Repeat the material below exactly, line for line.

→ **SUPPLIED MATERIAL**
========
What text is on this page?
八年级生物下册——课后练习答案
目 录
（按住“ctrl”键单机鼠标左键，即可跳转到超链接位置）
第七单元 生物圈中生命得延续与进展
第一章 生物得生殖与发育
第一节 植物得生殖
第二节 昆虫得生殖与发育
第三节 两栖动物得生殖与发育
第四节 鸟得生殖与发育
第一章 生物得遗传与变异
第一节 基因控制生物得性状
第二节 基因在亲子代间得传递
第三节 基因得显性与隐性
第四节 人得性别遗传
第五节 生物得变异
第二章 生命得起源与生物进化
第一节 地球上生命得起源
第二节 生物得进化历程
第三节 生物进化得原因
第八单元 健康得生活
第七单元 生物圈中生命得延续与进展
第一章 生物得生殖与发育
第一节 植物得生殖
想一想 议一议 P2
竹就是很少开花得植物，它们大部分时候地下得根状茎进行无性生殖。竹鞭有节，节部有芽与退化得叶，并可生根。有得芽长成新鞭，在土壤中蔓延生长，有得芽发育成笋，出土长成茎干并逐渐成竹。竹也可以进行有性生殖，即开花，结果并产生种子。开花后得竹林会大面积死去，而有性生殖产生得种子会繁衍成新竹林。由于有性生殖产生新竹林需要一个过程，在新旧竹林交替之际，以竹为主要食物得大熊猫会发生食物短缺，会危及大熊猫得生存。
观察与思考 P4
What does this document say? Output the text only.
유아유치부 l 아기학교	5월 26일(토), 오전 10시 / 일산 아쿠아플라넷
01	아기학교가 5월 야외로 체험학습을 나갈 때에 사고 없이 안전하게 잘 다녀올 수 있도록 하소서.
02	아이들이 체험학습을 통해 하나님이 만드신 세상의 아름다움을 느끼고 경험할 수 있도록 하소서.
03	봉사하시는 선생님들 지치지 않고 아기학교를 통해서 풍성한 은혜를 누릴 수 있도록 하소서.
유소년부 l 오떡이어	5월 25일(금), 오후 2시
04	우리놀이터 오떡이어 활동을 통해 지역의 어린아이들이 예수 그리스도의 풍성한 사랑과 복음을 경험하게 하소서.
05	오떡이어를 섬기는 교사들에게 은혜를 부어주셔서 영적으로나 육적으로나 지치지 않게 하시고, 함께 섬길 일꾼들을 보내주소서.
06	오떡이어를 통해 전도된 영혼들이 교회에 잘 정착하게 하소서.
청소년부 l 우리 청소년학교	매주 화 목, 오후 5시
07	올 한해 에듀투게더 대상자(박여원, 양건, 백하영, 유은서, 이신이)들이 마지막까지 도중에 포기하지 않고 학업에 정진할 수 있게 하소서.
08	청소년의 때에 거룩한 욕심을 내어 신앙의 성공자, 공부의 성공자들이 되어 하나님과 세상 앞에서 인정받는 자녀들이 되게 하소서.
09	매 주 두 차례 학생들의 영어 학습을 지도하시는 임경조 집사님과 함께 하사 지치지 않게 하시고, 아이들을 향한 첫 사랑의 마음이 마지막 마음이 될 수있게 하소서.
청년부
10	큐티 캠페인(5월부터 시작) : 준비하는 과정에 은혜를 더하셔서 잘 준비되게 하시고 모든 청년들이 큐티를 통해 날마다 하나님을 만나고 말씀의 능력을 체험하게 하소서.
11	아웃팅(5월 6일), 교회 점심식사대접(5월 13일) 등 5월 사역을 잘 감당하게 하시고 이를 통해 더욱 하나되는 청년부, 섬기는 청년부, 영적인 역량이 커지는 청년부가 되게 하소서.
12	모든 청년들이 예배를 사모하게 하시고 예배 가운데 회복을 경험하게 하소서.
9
========
→ **EXERCISE ANSWER**
What text is on this page?
八年级生物下册——课后练习答案
目 录
（按住“ctrl”键单机鼠标左键，即可跳转到超链接位置）
第七单元 生物圈中生命得延续与进展
第一章 生物得生殖与发育
第一节 植物得生殖
第二节 昆虫得生殖与发育
第三节 两栖动物得生殖与发育
第四节 鸟得生殖与发育
第一章 生物得遗传与变异
第一节 基因控制生物得性状
第二节 基因在亲子代间得传递
第三节 基因得显性与隐性
第四节 人得性别遗传
第五节 生物得变异
第二章 生命得起源与生物进化
第一节 地球上生命得起源
第二节 生物得进化历程
第三节 生物进化得原因
第八单元 健康得生活
第七单元 生物圈中生命得延续与进展
第一章 生物得生殖与发育
第一节 植物得生殖
想一想 议一议 P2
竹就是很少开花得植物，它们大部分时候地下得根状茎进行无性生殖。竹鞭有节，节部有芽与退化得叶，并可生根。有得芽长成新鞭，在土壤中蔓延生长，有得芽发育成笋，出土长成茎干并逐渐成竹。竹也可以进行有性生殖，即开花，结果并产生种子。开花后得竹林会大面积死去，而有性生殖产生得种子会繁衍成新竹林。由于有性生殖产生新竹林需要一个过程，在新旧竹林交替之际，以竹为主要食物得大熊猫会发生食物短缺，会危及大熊猫得生存。
观察与思考 P4
What does this document say? Output the text only.
유아유치부 l 아기학교	5월 26일(토), 오전 10시 / 일산 아쿠아플라넷
01	아기학교가 5월 야외로 체험학습을 나갈 때에 사고 없이 안전하게 잘 다녀올 수 있도록 하소서.
02	아이들이 체험학습을 통해 하나님이 만드신 세상의 아름다움을 느끼고 경험할 수 있도록 하소서.
03	봉사하시는 선생님들 지치지 않고 아기학교를 통해서 풍성한 은혜를 누릴 수 있도록 하소서.
유소년부 l 오떡이어	5월 25일(금), 오후 2시
04	우리놀이터 오떡이어 활동을 통해 지역의 어린아이들이 예수 그리스도의 풍성한 사랑과 복음을 경험하게 하소서.
05	오떡이어를 섬기는 교사들에게 은혜를 부어주셔서 영적으로나 육적으로나 지치지 않게 하시고, 함께 섬길 일꾼들을 보내주소서.
06	오떡이어를 통해 전도된 영혼들이 교회에 잘 정착하게 하소서.
청소년부 l 우리 청소년학교	매주 화 목, 오후 5시
07	올 한해 에듀투게더 대상자(박여원, 양건, 백하영, 유은서, 이신이)들이 마지막까지 도중에 포기하지 않고 학업에 정진할 수 있게 하소서.
08	청소년의 때에 거룩한 욕심을 내어 신앙의 성공자, 공부의 성공자들이 되어 하나님과 세상 앞에서 인정받는 자녀들이 되게 하소서.
09	매 주 두 차례 학생들의 영어 학습을 지도하시는 임경조 집사님과 함께 하사 지치지 않게 하시고, 아이들을 향한 첫 사랑의 마음이 마지막 마음이 될 수있게 하소서.
청년부
10	큐티 캠페인(5월부터 시작) : 준비하는 과정에 은혜를 더하셔서 잘 준비되게 하시고 모든 청년들이 큐티를 통해 날마다 하나님을 만나고 말씀의 능력을 체험하게 하소서.
11	아웃팅(5월 6일), 교회 점심식사대접(5월 13일) 등 5월 사역을 잘 감당하게 하시고 이를 통해 더욱 하나되는 청년부, 섬기는 청년부, 영적인 역량이 커지는 청년부가 되게 하소서.
12	모든 청년들이 예배를 사모하게 하시고 예배 가운데 회복을 경험하게 하소서.
9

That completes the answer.